Given request
Below is a block of records; repeat all of them exactly.
━━━
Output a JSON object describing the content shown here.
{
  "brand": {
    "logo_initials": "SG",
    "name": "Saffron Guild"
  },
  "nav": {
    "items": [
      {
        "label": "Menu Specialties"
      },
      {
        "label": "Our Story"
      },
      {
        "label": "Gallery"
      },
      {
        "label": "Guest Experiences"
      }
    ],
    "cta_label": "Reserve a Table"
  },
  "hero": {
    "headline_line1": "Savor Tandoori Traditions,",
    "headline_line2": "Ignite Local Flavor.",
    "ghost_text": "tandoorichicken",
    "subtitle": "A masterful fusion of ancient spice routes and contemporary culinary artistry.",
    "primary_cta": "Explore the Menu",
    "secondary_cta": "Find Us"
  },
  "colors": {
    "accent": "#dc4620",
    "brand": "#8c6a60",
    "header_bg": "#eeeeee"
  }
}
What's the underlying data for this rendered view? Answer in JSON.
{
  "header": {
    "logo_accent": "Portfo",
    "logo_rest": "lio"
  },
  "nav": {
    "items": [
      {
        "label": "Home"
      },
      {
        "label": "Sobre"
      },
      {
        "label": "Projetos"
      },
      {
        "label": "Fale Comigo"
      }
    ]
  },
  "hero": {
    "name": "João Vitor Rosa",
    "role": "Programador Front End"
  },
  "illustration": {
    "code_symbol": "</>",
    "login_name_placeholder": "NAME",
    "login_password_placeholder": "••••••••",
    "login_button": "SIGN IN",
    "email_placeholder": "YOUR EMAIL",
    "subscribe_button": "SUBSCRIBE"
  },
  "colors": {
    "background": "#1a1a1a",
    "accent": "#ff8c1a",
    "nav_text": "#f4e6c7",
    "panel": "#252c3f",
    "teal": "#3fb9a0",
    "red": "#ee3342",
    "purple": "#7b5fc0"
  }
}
━━━
Problem solution
Output a JSON object describing the content shown here.
{
  "brand": {
    "logo_initials": "SG",
    "name": "Saffron Guild"
  },
  "nav": {
    "items": [
      {
        "label": "Menu Specialties"
      },
      {
        "label": "Our Story"
      },
      {
        "label": "Gallery"
      },
      {
        "label": "Guest Experiences"
      }
    ],
    "cta_label": "Reserve a Table"
  },
  "hero": {
    "headline_line1": "Savor Tandoori Traditions,",
    "headline_line2": "Ignite Local Flavor.",
    "ghost_text": "tandoorichicken",
    "subtitle": "A masterful fusion of ancient spice routes and contemporary culinary artistry.",
    "primary_cta": "Explore the Menu",
    "secondary_cta": "Find Us"
  },
  "colors": {
    "accent": "#dc4620",
    "brand": "#8c6a60",
    "header_bg": "#eeeeee"
  }
}
What's the underlying data for this rendered view? Answer in JSON.
{
  "header": {
    "logo_accent": "Portfo",
    "logo_rest": "lio"
  },
  "nav": {
    "items": [
      {
        "label": "Home"
      },
      {
        "label": "Sobre"
      },
      {
        "label": "Projetos"
      },
      {
        "label": "Fale Comigo"
      }
    ]
  },
  "hero": {
    "name": "João Vitor Rosa",
    "role": "Programador Front End"
  },
  "illustration": {
    "code_symbol": "</>",
    "login_name_placeholder": "NAME",
    "login_password_placeholder": "••••••••",
    "login_button": "SIGN IN",
    "email_placeholder": "YOUR EMAIL",
    "subscribe_button": "SUBSCRIBE"
  },
  "colors": {
    "background": "#1a1a1a",
    "accent": "#ff8c1a",
    "nav_text": "#f4e6c7",
    "panel": "#252c3f",
    "teal": "#3fb9a0",
    "red": "#ee3342",
    "purple": "#7b5fc0"
  }
}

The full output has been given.